WHAT IS BEING ASKED -
Print out every record exactly as it appears.

+++

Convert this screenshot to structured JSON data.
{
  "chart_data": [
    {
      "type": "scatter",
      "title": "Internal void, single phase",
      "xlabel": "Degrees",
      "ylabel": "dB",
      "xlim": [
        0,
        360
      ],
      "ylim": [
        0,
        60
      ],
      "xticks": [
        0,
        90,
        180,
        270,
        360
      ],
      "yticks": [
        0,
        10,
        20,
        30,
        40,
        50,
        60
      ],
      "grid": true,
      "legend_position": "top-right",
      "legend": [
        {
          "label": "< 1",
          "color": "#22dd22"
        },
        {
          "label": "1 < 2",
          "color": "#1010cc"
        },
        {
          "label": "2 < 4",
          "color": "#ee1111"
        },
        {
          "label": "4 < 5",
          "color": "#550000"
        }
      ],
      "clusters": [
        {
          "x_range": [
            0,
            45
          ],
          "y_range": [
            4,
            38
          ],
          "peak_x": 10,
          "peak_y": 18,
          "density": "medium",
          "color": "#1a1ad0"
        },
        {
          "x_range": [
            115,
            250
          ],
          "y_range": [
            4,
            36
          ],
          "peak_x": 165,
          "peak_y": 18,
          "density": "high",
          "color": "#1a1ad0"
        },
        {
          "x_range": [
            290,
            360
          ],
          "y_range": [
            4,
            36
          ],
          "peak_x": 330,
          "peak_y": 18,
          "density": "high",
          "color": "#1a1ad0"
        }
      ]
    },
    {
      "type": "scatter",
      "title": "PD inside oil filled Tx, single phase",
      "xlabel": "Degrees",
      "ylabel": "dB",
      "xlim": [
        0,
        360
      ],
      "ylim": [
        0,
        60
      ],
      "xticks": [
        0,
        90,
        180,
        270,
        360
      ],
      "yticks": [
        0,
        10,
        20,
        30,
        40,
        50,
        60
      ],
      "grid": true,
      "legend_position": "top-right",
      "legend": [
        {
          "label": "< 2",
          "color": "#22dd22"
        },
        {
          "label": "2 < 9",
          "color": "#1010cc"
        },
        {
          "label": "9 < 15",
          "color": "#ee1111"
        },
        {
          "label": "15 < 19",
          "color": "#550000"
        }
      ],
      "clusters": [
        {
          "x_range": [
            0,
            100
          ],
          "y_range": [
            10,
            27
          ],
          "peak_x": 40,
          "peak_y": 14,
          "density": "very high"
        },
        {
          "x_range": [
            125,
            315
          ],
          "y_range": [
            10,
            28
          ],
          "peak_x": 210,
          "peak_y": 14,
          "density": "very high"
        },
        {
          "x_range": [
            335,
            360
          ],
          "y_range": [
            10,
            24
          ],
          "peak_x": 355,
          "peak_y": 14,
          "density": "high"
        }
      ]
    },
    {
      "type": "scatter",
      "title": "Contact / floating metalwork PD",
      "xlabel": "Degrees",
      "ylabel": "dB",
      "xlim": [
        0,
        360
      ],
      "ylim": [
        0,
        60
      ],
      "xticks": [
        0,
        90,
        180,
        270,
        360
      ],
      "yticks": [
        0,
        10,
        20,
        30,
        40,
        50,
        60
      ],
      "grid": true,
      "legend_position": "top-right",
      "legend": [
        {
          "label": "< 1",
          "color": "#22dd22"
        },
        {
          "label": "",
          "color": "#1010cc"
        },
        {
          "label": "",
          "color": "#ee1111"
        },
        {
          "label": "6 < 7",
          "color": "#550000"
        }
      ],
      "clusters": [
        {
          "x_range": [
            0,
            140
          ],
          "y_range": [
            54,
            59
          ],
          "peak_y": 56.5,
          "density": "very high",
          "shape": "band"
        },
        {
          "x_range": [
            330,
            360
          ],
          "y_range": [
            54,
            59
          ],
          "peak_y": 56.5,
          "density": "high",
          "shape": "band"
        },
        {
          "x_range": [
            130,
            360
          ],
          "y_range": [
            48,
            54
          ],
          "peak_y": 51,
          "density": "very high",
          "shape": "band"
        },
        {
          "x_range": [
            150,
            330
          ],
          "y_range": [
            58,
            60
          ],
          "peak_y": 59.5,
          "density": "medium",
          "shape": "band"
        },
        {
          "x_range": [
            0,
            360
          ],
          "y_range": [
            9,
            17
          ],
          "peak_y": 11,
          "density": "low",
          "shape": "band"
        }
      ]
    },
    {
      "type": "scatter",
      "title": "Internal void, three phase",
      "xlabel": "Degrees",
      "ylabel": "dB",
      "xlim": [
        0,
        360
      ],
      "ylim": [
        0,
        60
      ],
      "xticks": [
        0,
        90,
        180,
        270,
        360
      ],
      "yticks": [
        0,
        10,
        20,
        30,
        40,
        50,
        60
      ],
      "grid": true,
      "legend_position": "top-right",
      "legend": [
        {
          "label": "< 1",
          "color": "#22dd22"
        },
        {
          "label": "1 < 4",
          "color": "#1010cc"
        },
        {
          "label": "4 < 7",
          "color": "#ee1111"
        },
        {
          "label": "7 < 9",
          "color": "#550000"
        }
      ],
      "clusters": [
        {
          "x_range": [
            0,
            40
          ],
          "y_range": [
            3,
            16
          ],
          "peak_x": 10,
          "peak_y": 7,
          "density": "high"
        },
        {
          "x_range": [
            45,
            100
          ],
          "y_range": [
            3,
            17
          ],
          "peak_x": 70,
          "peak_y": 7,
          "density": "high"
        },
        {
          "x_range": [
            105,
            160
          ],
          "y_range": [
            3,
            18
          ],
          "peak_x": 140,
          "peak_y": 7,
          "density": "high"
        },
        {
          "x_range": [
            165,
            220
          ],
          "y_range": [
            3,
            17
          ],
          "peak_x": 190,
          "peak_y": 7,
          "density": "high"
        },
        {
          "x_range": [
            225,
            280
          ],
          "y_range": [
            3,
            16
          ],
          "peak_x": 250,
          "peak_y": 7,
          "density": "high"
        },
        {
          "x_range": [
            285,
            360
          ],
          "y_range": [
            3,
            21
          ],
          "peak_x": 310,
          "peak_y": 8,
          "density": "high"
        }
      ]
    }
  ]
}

+++

SOLUTION BELOW -
Convert this screenshot to structured JSON data.
{
  "chart_data": [
    {
      "type": "scatter",
      "title": "Internal void, single phase",
      "xlabel": "Degrees",
      "ylabel": "dB",
      "xlim": [
        0,
        360
      ],
      "ylim": [
        0,
        60
      ],
      "xticks": [
        0,
        90,
        180,
        270,
        360
      ],
      "yticks": [
        0,
        10,
        20,
        30,
        40,
        50,
        60
      ],
      "grid": true,
      "legend_position": "top-right",
      "legend": [
        {
          "label": "< 1",
          "color": "#22dd22"
        },
        {
          "label": "1 < 2",
          "color": "#1010cc"
        },
        {
          "label": "2 < 4",
          "color": "#ee1111"
        },
        {
          "label": "4 < 5",
          "color": "#550000"
        }
      ],
      "clusters": [
        {
          "x_range": [
            0,
            45
          ],
          "y_range": [
            4,
            38
          ],
          "peak_x": 10,
          "peak_y": 18,
          "density": "medium",
          "color": "#1a1ad0"
        },
        {
          "x_range": [
            115,
            250
          ],
          "y_range": [
            4,
            36
          ],
          "peak_x": 165,
          "peak_y": 18,
          "density": "high",
          "color": "#1a1ad0"
        },
        {
          "x_range": [
            290,
            360
          ],
          "y_range": [
            4,
            36
          ],
          "peak_x": 330,
          "peak_y": 18,
          "density": "high",
          "color": "#1a1ad0"
        }
      ]
    },
    {
      "type": "scatter",
      "title": "PD inside oil filled Tx, single phase",
      "xlabel": "Degrees",
      "ylabel": "dB",
      "xlim": [
        0,
        360
      ],
      "ylim": [
        0,
        60
      ],
      "xticks": [
        0,
        90,
        180,
        270,
        360
      ],
      "yticks": [
        0,
        10,
        20,
        30,
        40,
        50,
        60
      ],
      "grid": true,
      "legend_position": "top-right",
      "legend": [
        {
          "label": "< 2",
          "color": "#22dd22"
        },
        {
          "label": "2 < 9",
          "color": "#1010cc"
        },
        {
          "label": "9 < 15",
          "color": "#ee1111"
        },
        {
          "label": "15 < 19",
          "color": "#550000"
        }
      ],
      "clusters": [
        {
          "x_range": [
            0,
            100
          ],
          "y_range": [
            10,
            27
          ],
          "peak_x": 40,
          "peak_y": 14,
          "density": "very high"
        },
        {
          "x_range": [
            125,
            315
          ],
          "y_range": [
            10,
            28
          ],
          "peak_x": 210,
          "peak_y": 14,
          "density": "very high"
        },
        {
          "x_range": [
            335,
            360
          ],
          "y_range": [
            10,
            24
          ],
          "peak_x": 355,
          "peak_y": 14,
          "density": "high"
        }
      ]
    },
    {
      "type": "scatter",
      "title": "Contact / floating metalwork PD",
      "xlabel": "Degrees",
      "ylabel": "dB",
      "xlim": [
        0,
        360
      ],
      "ylim": [
        0,
        60
      ],
      "xticks": [
        0,
        90,
        180,
        270,
        360
      ],
      "yticks": [
        0,
        10,
        20,
        30,
        40,
        50,
        60
      ],
      "grid": true,
      "legend_position": "top-right",
      "legend": [
        {
          "label": "< 1",
          "color": "#22dd22"
        },
        {
          "label": "",
          "color": "#1010cc"
        },
        {
          "label": "",
          "color": "#ee1111"
        },
        {
          "label": "6 < 7",
          "color": "#550000"
        }
      ],
      "clusters": [
        {
          "x_range": [
            0,
            140
          ],
          "y_range": [
            54,
            59
          ],
          "peak_y": 56.5,
          "density": "very high",
          "shape": "band"
        },
        {
          "x_range": [
            330,
            360
          ],
          "y_range": [
            54,
            59
          ],
          "peak_y": 56.5,
          "density": "high",
          "shape": "band"
        },
        {
          "x_range": [
            130,
            360
          ],
          "y_range": [
            48,
            54
          ],
          "peak_y": 51,
          "density": "very high",
          "shape": "band"
        },
        {
          "x_range": [
            150,
            330
          ],
          "y_range": [
            58,
            60
          ],
          "peak_y": 59.5,
          "density": "medium",
          "shape": "band"
        },
        {
          "x_range": [
            0,
            360
          ],
          "y_range": [
            9,
            17
          ],
          "peak_y": 11,
          "density": "low",
          "shape": "band"
        }
      ]
    },
    {
      "type": "scatter",
      "title": "Internal void, three phase",
      "xlabel": "Degrees",
      "ylabel": "dB",
      "xlim": [
        0,
        360
      ],
      "ylim": [
        0,
        60
      ],
      "xticks": [
        0,
        90,
        180,
        270,
        360
      ],
      "yticks": [
        0,
        10,
        20,
        30,
        40,
        50,
        60
      ],
      "grid": true,
      "legend_position": "top-right",
      "legend": [
        {
          "label": "< 1",
          "color": "#22dd22"
        },
        {
          "label": "1 < 4",
          "color": "#1010cc"
        },
        {
          "label": "4 < 7",
          "color": "#ee1111"
        },
        {
          "label": "7 < 9",
          "color": "#550000"
        }
      ],
      "clusters": [
        {
          "x_range": [
            0,
            40
          ],
          "y_range": [
            3,
            16
          ],
          "peak_x": 10,
          "peak_y": 7,
          "density": "high"
        },
        {
          "x_range": [
            45,
            100
          ],
          "y_range": [
            3,
            17
          ],
          "peak_x": 70,
          "peak_y": 7,
          "density": "high"
        },
        {
          "x_range": [
            105,
            160
          ],
          "y_range": [
            3,
            18
          ],
          "peak_x": 140,
          "peak_y": 7,
          "density": "high"
        },
        {
          "x_range": [
            165,
            220
          ],
          "y_range": [
            3,
            17
          ],
          "peak_x": 190,
          "peak_y": 7,
          "density": "high"
        },
        {
          "x_range": [
            225,
            280
          ],
          "y_range": [
            3,
            16
          ],
          "peak_x": 250,
          "peak_y": 7,
          "density": "high"
        },
        {
          "x_range": [
            285,
            360
          ],
          "y_range": [
            3,
            21
          ],
          "peak_x": 310,
          "peak_y": 8,
          "density": "high"
        }
      ]
    }
  ]
}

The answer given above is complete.